Task details → Reproduce every line in the listing that contains the word "zanahoria".

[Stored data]
>> begin

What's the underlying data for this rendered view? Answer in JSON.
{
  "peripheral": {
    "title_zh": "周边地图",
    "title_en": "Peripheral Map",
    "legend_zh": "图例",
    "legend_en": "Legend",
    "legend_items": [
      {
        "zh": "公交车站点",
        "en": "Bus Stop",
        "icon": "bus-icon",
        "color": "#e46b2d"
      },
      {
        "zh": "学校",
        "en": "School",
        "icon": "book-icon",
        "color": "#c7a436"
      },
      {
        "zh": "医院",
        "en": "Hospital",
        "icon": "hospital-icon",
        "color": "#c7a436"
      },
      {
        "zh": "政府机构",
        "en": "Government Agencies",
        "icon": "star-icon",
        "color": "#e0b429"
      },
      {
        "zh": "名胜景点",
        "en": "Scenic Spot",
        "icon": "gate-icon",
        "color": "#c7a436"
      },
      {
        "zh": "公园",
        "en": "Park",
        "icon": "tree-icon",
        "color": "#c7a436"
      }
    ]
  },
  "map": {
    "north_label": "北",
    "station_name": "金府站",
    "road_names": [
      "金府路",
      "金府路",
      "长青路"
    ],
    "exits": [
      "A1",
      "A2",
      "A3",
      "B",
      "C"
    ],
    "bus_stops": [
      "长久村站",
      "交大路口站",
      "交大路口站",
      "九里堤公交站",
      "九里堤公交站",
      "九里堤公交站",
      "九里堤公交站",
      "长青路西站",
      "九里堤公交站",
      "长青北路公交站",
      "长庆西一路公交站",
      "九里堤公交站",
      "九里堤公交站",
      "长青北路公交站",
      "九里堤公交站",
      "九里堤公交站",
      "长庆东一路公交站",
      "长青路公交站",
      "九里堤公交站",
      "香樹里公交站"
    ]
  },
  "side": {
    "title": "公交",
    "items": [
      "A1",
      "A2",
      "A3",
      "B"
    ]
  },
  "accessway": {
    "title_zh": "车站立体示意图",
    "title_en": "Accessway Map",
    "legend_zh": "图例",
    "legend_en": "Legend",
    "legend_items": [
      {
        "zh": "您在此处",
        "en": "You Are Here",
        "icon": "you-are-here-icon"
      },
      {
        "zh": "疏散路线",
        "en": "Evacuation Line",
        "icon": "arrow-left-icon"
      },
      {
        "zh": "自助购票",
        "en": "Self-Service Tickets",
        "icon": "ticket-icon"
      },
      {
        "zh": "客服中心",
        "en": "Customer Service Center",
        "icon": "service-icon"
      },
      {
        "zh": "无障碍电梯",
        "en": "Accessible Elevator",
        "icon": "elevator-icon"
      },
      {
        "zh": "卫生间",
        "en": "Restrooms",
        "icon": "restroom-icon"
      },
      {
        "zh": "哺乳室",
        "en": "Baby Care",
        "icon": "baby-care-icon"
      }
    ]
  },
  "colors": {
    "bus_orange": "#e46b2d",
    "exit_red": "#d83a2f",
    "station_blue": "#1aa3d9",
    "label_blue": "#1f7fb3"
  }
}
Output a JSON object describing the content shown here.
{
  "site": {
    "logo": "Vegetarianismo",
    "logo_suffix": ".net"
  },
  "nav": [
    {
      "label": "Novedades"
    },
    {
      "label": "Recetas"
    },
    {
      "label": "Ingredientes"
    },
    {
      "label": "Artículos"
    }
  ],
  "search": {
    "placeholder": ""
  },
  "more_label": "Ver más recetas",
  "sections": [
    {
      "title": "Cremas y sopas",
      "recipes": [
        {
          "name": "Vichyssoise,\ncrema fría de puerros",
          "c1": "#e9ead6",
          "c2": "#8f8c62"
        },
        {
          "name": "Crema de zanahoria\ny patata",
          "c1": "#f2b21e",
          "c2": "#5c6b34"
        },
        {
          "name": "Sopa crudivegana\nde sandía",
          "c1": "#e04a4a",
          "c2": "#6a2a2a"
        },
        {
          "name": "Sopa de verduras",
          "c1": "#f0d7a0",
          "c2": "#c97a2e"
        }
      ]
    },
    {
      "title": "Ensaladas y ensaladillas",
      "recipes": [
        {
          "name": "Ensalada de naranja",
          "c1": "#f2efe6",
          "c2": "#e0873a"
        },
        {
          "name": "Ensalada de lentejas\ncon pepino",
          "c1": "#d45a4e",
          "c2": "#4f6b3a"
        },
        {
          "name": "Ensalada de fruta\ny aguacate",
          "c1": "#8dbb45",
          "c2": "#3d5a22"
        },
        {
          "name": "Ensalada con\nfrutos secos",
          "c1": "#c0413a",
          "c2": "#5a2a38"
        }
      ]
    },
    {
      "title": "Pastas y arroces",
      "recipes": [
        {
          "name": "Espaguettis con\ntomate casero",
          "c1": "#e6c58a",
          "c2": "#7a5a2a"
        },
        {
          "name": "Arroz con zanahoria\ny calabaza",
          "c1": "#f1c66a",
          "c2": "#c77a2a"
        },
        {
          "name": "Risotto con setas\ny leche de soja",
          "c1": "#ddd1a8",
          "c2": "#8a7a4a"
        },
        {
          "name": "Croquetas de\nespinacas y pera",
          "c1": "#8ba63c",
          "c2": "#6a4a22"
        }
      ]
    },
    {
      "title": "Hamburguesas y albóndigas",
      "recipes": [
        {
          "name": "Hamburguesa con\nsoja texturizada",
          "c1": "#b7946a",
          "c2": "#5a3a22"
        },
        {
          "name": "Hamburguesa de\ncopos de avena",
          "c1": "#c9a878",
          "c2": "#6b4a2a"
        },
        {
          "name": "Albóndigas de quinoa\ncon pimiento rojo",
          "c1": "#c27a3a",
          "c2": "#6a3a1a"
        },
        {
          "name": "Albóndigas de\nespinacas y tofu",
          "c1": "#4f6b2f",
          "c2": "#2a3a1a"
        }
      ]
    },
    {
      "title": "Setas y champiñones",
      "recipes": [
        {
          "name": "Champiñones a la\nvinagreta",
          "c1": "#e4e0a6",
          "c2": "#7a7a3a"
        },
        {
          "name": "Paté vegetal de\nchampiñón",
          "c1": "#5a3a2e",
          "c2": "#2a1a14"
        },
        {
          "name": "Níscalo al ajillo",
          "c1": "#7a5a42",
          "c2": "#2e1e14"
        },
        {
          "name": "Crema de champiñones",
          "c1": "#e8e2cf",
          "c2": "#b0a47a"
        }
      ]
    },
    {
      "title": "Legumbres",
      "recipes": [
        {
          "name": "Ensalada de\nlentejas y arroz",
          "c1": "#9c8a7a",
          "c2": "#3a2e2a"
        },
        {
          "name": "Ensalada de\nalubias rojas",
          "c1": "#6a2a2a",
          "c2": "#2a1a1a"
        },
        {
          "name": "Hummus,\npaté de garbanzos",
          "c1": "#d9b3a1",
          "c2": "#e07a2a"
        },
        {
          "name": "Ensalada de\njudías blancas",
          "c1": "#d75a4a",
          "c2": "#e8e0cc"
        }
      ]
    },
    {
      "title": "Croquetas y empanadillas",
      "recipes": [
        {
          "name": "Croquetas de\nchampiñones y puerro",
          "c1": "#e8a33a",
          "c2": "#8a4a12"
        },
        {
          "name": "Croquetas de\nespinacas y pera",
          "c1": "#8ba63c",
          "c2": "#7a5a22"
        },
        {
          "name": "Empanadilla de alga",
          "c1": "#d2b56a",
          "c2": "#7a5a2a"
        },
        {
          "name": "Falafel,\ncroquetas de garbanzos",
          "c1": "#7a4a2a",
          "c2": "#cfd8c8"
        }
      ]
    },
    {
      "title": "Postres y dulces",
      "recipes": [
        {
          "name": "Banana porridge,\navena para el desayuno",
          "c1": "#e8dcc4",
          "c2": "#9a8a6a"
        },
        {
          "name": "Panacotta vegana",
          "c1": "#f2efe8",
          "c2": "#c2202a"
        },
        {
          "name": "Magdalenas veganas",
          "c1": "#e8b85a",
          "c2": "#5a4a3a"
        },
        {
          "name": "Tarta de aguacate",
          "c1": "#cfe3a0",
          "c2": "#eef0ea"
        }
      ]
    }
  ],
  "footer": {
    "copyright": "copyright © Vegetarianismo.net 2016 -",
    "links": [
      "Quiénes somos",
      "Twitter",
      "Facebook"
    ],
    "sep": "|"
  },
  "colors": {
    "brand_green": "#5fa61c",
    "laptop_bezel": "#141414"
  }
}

>> end

Full output →
          "name": "Crema de zanahoria\ny patata",
          "name": "Arroz con zanahoria\ny calabaza",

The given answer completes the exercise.